━━ Material to process ━━

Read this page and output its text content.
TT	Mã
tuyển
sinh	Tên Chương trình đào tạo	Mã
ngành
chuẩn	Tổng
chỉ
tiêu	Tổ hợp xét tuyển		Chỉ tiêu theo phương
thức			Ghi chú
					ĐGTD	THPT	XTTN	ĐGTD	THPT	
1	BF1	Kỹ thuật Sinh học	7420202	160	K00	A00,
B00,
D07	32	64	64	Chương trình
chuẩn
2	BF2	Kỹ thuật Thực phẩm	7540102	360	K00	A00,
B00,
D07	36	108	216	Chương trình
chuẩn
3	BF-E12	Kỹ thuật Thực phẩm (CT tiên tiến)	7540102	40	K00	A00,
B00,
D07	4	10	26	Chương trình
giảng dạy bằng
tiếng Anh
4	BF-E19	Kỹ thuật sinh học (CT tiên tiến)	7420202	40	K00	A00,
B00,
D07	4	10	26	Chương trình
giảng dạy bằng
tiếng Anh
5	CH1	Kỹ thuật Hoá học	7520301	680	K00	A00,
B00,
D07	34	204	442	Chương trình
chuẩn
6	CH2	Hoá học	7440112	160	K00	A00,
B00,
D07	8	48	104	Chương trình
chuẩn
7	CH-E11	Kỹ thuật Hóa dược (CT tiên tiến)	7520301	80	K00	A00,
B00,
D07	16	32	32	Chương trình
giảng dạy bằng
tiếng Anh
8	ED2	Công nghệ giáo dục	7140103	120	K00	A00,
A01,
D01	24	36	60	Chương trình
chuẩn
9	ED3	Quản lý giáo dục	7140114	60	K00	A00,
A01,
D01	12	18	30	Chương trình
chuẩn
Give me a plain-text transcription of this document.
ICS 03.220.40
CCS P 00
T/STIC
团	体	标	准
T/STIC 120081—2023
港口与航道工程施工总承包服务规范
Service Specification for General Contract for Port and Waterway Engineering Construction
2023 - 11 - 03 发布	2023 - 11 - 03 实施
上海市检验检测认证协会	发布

━━━

Stated goal: From the listing above, extract every line exactly as it stands.

Written response:
Read this page and output its text content.
TT	Mã
tuyển
sinh	Tên Chương trình đào tạo	Mã
ngành
chuẩn	Tổng
chỉ
tiêu	Tổ hợp xét tuyển		Chỉ tiêu theo phương
thức			Ghi chú
					ĐGTD	THPT	XTTN	ĐGTD	THPT	
1	BF1	Kỹ thuật Sinh học	7420202	160	K00	A00,
B00,
D07	32	64	64	Chương trình
chuẩn
2	BF2	Kỹ thuật Thực phẩm	7540102	360	K00	A00,
B00,
D07	36	108	216	Chương trình
chuẩn
3	BF-E12	Kỹ thuật Thực phẩm (CT tiên tiến)	7540102	40	K00	A00,
B00,
D07	4	10	26	Chương trình
giảng dạy bằng
tiếng Anh
4	BF-E19	Kỹ thuật sinh học (CT tiên tiến)	7420202	40	K00	A00,
B00,
D07	4	10	26	Chương trình
giảng dạy bằng
tiếng Anh
5	CH1	Kỹ thuật Hoá học	7520301	680	K00	A00,
B00,
D07	34	204	442	Chương trình
chuẩn
6	CH2	Hoá học	7440112	160	K00	A00,
B00,
D07	8	48	104	Chương trình
chuẩn
7	CH-E11	Kỹ thuật Hóa dược (CT tiên tiến)	7520301	80	K00	A00,
B00,
D07	16	32	32	Chương trình
giảng dạy bằng
tiếng Anh
8	ED2	Công nghệ giáo dục	7140103	120	K00	A00,
A01,
D01	24	36	60	Chương trình
chuẩn
9	ED3	Quản lý giáo dục	7140114	60	K00	A00,
A01,
D01	12	18	30	Chương trình
chuẩn
Give me a plain-text transcription of this document.
ICS 03.220.40
CCS P 00
T/STIC
团	体	标	准
T/STIC 120081—2023
港口与航道工程施工总承包服务规范
Service Specification for General Contract for Port and Waterway Engineering Construction
2023 - 11 - 03 发布	2023 - 11 - 03 实施
上海市检验检测认证协会	发布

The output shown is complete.